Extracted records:

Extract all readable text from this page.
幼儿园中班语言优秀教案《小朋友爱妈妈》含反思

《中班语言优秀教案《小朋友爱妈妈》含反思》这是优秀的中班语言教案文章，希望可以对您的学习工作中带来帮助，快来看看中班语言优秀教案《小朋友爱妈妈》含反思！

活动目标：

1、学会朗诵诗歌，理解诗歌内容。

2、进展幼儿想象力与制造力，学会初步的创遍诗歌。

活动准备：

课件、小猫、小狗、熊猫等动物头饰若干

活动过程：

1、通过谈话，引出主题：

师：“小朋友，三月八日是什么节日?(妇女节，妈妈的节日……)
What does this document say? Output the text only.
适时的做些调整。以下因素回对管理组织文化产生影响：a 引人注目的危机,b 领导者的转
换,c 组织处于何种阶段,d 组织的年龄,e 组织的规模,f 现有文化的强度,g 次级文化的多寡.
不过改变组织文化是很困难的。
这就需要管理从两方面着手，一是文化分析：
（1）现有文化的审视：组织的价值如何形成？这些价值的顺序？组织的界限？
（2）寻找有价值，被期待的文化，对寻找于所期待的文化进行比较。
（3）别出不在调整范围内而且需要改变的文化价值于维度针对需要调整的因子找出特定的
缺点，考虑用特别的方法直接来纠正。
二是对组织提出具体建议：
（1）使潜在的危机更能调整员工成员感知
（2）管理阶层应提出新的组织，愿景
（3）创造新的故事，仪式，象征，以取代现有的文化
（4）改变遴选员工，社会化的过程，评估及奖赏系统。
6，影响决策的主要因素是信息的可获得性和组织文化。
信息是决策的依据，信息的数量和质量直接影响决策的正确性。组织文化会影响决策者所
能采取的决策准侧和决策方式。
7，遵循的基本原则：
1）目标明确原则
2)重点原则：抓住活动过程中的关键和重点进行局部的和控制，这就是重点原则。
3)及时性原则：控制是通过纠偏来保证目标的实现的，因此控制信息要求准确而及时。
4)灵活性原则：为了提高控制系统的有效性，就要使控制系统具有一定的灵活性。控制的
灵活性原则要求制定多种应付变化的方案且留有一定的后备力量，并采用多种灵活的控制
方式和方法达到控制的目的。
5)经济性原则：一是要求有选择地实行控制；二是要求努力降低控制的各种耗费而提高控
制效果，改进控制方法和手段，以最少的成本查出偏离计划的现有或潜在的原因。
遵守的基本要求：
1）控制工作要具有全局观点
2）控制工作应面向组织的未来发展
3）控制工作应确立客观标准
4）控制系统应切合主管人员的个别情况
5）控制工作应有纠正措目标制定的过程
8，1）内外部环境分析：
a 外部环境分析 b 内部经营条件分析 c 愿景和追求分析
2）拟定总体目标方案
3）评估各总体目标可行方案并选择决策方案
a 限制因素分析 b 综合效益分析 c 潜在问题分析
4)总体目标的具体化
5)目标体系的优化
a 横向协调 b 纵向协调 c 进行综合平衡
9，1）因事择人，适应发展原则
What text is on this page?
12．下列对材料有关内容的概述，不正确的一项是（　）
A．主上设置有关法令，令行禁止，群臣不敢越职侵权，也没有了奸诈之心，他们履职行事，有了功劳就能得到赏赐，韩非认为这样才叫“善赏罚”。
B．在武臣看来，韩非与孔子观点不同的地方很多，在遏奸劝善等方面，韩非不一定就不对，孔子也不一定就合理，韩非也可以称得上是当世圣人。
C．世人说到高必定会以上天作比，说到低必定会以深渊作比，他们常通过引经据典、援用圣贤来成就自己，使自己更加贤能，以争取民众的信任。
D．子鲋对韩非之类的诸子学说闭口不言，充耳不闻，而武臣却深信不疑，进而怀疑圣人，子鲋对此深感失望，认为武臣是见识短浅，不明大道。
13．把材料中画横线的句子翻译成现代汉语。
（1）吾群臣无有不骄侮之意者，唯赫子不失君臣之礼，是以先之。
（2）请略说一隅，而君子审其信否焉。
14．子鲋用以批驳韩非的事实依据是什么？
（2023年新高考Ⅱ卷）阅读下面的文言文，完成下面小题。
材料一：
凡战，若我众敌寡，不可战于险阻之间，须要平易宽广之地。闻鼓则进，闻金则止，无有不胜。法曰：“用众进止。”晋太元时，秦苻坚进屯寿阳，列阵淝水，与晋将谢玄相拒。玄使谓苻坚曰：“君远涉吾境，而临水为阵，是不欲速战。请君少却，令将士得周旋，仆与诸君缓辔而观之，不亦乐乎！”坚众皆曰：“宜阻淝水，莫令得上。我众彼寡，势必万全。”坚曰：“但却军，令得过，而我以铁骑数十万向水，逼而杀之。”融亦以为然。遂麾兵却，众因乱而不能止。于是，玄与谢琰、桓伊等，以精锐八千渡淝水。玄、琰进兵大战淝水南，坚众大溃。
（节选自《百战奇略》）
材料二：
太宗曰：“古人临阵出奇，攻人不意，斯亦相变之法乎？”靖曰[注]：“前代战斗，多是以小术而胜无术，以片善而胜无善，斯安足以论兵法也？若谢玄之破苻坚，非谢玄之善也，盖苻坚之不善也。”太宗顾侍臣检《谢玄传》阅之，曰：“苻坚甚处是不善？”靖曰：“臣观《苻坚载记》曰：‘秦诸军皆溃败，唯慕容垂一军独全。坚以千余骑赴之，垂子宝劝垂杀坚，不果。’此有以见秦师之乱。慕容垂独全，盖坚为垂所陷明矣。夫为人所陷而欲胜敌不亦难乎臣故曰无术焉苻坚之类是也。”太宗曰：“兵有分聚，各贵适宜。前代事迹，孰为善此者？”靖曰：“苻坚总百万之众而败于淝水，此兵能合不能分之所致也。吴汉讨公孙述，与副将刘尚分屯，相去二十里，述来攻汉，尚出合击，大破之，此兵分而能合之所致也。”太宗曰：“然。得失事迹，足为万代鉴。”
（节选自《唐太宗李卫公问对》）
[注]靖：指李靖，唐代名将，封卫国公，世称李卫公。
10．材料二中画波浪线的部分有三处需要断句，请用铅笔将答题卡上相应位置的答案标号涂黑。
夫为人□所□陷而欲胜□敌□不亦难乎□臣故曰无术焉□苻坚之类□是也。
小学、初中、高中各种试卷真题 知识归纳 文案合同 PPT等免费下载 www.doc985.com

Problem » Copy out every line from the material above in which the word "page" appears.

Exercise solution »
Extract all readable text from this page.
What text is on this page?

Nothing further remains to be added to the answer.